• PASSAGE
"""

Over time Los Olivos developments included sixteen twenty acre parcels at Rancho Cuerno Largo (1993), fourteen one to twelve acre lots at Los Olivos Meadows (1995), and a few new homes on the former school property. Mattei’s Tavern has transformed into a posh Auberge Resort in 2024.
Solvang has drifted a bit from its Danish roots. Skytt’s Solvang Mill lumber yard, dating back to the town’s founding in 1911, recently closed and may become a hotel. Nielsen’s Lumber, founded by my wife’s grandmother’s brother, is holding on. Dania Hall, one of the town’s first public buildings, built in 1913, was demolished in 1974; the site became the Greenhouse Restaurant and is now home of Pesant’s Feast. Imposing Atterdag College, opened in 1914, was leveled in 1970. My mother was Director of Nursing at the retirement home that partially replaced it.
In 1966 the intersection of Alisal and Mission Drive had two car dealers on the north side, and two gas stations on the south. Just down Alisal was a bowling alley with a couple of pinball machines. The community came together in 1974 to erect the Solvang Theaterfest, a welcome performing arts venue. The imposing former Santa Ynez Valley Bank building at Copenhagen and First now hosts retail shops and a sausage garden. The feed mill in the heart of town where I bought hay hooks in 1971 was replaced by my father-in-law’s Scottish antique import business, and now houses the Winston Hotel.

"""

(Document layout detection data)
"""

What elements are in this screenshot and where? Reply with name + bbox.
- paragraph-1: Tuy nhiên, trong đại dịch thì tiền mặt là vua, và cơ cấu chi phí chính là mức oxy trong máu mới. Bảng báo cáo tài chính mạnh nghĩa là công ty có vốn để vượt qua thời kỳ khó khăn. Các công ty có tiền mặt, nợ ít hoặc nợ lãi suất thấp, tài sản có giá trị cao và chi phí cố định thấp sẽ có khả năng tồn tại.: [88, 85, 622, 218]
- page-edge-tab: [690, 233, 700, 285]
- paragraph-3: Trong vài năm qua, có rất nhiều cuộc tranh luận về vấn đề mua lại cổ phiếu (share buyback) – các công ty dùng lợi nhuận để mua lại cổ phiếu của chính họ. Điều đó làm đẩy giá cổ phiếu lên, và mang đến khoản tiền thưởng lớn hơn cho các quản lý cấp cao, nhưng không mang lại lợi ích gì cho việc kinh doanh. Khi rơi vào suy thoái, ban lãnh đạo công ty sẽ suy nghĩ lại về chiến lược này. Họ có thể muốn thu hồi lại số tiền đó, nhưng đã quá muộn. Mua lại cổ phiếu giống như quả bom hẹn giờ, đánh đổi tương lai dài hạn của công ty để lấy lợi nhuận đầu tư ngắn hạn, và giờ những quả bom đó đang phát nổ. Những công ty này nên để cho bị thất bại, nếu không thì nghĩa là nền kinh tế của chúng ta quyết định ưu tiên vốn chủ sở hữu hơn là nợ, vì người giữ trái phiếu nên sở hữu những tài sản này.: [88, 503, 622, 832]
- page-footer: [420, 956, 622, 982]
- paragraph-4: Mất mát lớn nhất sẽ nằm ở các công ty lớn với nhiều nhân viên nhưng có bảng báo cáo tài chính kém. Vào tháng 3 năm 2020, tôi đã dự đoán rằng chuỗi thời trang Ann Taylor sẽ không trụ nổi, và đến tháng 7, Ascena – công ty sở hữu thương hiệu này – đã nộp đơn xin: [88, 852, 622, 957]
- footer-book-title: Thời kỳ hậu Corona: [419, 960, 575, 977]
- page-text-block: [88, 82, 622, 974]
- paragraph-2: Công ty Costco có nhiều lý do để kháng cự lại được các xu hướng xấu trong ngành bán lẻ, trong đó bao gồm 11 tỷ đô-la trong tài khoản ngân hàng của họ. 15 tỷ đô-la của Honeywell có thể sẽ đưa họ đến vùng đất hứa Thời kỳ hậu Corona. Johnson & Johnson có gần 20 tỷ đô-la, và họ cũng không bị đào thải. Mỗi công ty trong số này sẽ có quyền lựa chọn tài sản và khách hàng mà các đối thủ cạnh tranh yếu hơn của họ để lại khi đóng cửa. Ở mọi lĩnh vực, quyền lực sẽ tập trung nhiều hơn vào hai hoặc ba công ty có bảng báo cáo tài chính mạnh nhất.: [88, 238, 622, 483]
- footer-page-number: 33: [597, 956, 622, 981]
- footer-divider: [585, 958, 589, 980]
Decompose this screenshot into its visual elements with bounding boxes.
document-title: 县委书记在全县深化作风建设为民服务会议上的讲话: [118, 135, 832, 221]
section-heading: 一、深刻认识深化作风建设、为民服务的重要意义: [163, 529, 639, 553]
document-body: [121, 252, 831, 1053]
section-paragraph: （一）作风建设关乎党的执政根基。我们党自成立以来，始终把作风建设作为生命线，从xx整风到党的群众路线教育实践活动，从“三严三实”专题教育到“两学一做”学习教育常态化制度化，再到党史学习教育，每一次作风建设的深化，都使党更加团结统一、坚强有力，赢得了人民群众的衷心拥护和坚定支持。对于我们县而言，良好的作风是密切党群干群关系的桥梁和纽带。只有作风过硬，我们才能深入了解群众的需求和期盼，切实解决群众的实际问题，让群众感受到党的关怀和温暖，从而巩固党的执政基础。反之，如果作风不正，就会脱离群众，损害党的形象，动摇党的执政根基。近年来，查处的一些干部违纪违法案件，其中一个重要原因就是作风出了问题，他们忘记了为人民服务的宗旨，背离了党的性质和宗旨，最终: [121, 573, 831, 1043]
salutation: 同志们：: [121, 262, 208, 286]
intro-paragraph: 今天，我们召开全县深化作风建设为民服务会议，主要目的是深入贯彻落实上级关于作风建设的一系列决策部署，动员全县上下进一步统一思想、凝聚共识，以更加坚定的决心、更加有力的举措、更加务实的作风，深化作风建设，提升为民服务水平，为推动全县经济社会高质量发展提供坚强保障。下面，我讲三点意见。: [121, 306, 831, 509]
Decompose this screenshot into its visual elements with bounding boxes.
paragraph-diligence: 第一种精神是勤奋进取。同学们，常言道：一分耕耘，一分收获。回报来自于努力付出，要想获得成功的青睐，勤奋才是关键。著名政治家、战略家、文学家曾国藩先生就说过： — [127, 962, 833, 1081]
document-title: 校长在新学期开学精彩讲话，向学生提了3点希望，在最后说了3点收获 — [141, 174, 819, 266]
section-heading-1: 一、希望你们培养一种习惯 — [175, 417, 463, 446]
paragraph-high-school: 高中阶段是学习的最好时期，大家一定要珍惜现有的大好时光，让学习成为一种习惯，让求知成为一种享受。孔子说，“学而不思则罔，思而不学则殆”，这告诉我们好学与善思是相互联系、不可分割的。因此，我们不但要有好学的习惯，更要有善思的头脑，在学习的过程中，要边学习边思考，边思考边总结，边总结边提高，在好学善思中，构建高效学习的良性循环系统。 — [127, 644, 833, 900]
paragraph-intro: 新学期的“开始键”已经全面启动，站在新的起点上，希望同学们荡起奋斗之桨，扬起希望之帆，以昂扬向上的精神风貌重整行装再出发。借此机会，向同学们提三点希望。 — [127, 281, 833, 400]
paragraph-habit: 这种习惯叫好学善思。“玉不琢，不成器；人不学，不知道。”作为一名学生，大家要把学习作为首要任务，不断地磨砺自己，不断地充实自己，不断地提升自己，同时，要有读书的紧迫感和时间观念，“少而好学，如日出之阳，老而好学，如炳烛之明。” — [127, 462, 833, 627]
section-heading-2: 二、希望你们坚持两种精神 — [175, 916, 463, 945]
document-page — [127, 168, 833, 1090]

"""

• ACTIVITIES
- a) Rewrite the paragraph in the passage on Los Olivos and Solvang that begins "Solvang has drifted a bit" as a short bulleted list, keeping its main facts.
- b) Extend the passage on Los Olivos and Solvang by continuing it after its final sentence.

• EXERCISE RESPONSES
- a)
- Solvang has drifted somewhat from its Danish roots.
- Skytt's Solvang Mill lumber yard, dating to the town's founding in 1911, recently closed and may become a hotel.
- Nielsen's Lumber, founded by a relative of the narrator's wife, is still operating.
- Dania Hall, built in 1913, was demolished in 1974. Its site later held the Greenhouse Restaurant and now houses Pesant's Feast.
- Atterdag College, opened in 1914, was leveled in 1970. A retirement home, where the narrator's mother was Director of Nursing, partially replaced it.

- b)
Massive discount outlet stores and a classic carousel came and went. Costco, Amazon and Covid decimated the long time retailers, including a children’s store my in-laws ran for fifty years. Iconic Rasmussen’s, one of the first establishments in town, just turned into a t-shirt and surf shop. After incorporation in 1985 Solvang had more revenue and various civic improvements followed, including a city hall, a skate bowl and tennis courts at Hans Christian Andersen Park, two new public restrooms in town, and a visitor’s information kiosk.
Many homes have been added in Solvang over the years. The Jackson family’s Alisal Ranch built a lake and upwards of 80 residences around their golf course. New subdivisions included Creekside’s seventy-four lots in 1979, around 66 lots in Village Collection, 76 or so in Nyborg Estates, sixty-seven parcels called Sunrise Village begun in 1979, a dozen or two houses along Fjord Drive called Alisal Meadows, and most recently about 175 homes in Skytt Mesa. There are 34 “Thoroughbred” condos, 31 “Solvang” condos, 22 “Rosenborg” condos, 84 “Mission Oaks – Phase One” units plus a bunch in Phase Two. Small shopping centers went up on the northwest and southwest sides of the intersection of Alamo Pintado and Mission Drive.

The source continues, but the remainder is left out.